#### Work to do
Extract every line from the records below that contains the word "plus".

>>>

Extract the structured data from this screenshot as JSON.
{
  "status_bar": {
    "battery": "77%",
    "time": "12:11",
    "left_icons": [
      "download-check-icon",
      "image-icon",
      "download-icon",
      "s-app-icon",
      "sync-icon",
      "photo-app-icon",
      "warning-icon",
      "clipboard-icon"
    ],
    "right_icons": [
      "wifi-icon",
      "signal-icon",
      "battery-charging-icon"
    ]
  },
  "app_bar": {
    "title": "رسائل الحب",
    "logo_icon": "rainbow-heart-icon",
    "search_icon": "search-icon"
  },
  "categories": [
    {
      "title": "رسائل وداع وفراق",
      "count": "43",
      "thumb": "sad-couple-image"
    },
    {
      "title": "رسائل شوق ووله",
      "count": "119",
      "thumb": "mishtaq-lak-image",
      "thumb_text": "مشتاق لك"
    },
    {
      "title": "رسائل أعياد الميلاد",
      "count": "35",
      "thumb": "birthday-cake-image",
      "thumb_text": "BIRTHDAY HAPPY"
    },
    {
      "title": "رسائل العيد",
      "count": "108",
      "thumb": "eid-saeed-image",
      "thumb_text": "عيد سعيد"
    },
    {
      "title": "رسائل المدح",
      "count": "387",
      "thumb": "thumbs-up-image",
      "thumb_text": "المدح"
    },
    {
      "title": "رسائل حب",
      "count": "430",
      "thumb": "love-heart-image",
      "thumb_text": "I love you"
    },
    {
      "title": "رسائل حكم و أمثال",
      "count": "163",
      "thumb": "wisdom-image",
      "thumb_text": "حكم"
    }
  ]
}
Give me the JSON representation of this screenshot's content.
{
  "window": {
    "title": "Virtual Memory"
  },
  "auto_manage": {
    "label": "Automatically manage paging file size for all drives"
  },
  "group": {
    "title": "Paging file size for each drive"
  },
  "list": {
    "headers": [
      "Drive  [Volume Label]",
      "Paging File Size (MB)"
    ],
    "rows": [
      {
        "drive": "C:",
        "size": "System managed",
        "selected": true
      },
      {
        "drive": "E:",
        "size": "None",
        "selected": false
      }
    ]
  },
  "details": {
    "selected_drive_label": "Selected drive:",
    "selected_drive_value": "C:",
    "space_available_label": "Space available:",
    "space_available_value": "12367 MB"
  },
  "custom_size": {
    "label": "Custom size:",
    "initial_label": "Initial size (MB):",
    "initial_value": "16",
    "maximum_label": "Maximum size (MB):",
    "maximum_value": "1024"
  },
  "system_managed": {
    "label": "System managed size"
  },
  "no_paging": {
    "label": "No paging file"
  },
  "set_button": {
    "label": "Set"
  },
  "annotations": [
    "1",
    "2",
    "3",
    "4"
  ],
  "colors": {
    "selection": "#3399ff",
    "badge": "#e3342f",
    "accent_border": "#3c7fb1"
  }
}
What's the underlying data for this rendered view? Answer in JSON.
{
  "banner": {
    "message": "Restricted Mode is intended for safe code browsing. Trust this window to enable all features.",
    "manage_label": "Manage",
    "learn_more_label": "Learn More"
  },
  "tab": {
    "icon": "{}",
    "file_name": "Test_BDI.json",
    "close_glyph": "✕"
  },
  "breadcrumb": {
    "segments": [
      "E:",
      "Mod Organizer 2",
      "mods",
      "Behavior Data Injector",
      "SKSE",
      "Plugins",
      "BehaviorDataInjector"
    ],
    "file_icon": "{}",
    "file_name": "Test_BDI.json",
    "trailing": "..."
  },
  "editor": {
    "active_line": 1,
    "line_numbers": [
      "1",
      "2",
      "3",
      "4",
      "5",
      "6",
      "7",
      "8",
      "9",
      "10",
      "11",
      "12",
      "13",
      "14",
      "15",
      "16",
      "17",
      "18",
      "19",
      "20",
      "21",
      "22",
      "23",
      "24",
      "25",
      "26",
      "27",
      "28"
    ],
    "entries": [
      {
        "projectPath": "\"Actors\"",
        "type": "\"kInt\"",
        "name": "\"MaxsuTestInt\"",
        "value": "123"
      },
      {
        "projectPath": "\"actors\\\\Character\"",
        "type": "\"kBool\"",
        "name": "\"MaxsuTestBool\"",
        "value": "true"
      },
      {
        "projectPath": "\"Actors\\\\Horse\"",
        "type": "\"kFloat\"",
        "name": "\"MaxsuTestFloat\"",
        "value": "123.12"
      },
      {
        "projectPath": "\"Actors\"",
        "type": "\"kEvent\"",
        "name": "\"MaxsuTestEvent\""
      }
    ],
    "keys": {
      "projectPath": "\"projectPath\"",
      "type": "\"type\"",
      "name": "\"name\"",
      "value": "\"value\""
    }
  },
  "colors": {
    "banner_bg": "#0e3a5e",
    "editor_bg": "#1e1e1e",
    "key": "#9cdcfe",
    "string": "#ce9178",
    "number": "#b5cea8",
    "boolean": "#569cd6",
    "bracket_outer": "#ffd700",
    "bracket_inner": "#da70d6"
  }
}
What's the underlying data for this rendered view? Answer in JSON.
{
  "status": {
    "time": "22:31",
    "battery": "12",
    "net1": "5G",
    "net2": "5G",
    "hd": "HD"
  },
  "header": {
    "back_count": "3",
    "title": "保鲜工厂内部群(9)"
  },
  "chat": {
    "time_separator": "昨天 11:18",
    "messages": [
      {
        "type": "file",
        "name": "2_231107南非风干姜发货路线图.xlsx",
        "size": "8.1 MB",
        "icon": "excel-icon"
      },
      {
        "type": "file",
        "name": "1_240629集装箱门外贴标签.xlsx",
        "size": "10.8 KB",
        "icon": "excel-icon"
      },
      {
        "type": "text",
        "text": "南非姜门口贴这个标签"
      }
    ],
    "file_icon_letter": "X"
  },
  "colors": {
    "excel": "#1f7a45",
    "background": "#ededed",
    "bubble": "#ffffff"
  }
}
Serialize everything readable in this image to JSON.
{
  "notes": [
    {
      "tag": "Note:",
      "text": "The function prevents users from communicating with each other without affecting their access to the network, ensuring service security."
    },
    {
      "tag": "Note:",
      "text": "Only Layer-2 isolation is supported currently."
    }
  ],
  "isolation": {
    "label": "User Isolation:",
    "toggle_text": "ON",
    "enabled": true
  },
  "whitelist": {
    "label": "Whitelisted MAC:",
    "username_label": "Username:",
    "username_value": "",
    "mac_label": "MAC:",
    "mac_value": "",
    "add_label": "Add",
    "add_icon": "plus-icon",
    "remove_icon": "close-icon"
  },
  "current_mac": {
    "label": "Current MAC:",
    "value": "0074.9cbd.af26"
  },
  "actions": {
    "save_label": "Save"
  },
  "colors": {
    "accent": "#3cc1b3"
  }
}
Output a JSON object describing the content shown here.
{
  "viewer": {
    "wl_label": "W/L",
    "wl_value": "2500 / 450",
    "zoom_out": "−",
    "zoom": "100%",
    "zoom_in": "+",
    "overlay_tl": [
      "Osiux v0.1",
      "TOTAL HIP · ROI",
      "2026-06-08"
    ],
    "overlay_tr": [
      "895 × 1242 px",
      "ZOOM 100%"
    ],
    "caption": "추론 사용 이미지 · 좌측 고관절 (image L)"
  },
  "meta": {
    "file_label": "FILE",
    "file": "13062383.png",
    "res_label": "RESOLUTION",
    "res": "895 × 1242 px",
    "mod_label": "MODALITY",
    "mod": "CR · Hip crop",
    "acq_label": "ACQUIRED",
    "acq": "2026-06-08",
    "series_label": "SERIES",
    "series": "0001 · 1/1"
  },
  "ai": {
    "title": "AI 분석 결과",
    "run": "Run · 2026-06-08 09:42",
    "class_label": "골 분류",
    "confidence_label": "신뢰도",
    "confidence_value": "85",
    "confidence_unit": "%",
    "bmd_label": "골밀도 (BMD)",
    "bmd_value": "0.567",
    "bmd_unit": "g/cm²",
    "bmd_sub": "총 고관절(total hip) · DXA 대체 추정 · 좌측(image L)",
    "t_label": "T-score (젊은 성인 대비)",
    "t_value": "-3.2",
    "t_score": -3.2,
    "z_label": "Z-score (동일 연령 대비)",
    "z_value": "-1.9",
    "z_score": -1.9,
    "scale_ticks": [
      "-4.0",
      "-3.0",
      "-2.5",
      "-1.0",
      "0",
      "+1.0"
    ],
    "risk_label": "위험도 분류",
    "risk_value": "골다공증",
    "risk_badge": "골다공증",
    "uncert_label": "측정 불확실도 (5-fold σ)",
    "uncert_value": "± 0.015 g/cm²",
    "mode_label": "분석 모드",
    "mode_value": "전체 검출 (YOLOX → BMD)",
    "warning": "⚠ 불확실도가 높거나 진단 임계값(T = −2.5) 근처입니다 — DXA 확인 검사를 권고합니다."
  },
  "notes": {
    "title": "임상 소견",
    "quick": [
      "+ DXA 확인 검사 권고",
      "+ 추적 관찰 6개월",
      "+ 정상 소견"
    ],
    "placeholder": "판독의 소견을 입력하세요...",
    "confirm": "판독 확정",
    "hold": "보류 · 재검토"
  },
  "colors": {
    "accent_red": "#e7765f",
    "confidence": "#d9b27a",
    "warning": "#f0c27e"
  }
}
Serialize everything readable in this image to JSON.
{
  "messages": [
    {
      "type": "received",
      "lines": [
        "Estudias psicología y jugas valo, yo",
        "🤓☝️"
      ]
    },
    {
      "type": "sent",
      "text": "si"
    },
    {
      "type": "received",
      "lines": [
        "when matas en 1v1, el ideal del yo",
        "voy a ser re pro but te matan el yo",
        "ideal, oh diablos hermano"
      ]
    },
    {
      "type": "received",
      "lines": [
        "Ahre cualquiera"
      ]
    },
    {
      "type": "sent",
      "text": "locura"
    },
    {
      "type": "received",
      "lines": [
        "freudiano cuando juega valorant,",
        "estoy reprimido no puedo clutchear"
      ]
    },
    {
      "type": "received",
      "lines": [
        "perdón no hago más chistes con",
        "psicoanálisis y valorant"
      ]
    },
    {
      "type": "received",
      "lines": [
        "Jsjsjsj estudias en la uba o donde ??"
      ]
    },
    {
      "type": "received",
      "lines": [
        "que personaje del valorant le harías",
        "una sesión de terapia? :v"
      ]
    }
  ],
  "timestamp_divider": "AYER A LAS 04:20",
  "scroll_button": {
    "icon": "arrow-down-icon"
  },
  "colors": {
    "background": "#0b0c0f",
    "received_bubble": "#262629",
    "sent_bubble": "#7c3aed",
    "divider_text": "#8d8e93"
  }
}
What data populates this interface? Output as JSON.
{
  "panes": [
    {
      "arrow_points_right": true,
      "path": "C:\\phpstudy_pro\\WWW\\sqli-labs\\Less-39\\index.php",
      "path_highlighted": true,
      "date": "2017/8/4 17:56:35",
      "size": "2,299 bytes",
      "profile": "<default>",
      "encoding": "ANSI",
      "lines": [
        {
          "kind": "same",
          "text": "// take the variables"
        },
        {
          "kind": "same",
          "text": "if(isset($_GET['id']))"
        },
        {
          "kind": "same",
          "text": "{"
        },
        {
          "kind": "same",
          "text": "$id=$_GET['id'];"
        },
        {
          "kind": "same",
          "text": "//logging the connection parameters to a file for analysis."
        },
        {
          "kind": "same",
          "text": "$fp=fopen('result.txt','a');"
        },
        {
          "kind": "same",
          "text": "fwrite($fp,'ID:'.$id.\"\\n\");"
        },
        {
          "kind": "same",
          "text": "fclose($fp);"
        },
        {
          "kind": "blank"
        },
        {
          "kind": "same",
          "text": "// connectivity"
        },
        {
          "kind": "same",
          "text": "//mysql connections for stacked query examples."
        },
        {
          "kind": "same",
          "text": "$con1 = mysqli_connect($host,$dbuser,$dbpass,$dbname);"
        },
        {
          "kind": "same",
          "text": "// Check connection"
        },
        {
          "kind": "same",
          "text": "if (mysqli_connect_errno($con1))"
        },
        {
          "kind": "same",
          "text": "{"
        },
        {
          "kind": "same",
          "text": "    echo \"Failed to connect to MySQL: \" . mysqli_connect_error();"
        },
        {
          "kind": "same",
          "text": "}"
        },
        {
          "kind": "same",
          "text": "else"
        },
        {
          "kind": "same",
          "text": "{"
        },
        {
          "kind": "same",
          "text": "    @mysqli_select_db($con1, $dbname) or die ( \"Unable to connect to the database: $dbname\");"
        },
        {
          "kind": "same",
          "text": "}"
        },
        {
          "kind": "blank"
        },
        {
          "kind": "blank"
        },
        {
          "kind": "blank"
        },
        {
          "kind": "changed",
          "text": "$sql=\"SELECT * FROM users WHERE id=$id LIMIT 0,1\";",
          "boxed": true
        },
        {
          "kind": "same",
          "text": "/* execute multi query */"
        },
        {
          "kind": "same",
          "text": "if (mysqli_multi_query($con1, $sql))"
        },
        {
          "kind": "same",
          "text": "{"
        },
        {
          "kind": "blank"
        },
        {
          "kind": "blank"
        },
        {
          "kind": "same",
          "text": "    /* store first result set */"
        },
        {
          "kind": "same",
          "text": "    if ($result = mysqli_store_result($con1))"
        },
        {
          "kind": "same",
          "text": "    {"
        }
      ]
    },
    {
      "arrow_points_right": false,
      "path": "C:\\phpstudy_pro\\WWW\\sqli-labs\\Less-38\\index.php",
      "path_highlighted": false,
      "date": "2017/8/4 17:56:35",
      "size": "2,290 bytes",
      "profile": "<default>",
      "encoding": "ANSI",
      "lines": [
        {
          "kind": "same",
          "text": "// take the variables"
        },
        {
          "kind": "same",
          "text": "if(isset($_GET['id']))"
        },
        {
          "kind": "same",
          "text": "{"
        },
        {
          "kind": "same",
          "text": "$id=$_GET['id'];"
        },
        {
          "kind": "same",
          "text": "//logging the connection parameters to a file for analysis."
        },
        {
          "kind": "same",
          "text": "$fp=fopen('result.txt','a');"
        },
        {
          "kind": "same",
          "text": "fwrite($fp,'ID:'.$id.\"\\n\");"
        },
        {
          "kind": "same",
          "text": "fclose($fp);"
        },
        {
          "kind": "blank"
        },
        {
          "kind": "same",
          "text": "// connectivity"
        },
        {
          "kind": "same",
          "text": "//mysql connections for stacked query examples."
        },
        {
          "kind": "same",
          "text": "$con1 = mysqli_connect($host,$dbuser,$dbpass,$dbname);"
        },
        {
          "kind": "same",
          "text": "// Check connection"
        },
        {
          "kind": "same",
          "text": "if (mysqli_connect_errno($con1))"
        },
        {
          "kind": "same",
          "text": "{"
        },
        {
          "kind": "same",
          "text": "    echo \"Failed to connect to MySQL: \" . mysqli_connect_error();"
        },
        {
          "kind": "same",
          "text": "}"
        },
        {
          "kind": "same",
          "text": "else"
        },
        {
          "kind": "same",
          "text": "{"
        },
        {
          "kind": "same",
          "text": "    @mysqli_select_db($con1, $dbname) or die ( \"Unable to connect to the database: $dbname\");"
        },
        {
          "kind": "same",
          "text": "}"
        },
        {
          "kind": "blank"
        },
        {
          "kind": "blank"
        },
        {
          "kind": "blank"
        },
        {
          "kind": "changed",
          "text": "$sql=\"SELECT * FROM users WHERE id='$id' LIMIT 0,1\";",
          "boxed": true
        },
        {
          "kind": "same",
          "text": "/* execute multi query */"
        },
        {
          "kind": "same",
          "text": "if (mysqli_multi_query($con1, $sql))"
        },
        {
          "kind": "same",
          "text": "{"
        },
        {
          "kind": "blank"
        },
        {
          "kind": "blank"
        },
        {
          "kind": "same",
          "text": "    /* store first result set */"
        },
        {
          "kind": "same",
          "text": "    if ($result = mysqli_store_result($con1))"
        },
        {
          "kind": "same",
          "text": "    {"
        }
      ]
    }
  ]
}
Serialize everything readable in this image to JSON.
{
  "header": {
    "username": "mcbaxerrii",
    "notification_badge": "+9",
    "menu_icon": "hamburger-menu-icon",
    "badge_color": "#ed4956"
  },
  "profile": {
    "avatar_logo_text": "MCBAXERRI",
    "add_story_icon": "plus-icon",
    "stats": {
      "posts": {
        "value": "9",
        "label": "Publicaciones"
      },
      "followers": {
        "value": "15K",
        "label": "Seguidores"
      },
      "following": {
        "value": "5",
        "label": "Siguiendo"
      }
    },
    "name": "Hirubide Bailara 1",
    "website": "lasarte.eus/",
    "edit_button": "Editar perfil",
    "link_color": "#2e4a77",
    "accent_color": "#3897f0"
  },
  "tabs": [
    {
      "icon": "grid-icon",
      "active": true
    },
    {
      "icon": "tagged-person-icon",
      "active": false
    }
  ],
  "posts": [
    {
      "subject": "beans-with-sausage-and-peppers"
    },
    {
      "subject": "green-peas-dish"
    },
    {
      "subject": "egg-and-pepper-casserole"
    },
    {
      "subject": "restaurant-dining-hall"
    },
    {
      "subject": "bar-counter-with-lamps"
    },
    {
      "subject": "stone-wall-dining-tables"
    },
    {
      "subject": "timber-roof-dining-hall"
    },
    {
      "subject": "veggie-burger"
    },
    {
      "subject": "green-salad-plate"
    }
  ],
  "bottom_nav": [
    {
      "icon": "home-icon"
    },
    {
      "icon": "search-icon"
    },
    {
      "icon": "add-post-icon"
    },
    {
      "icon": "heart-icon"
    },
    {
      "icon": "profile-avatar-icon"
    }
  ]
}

<<<

#### Task output
    "add_icon": "plus-icon",
    "add_story_icon": "plus-icon",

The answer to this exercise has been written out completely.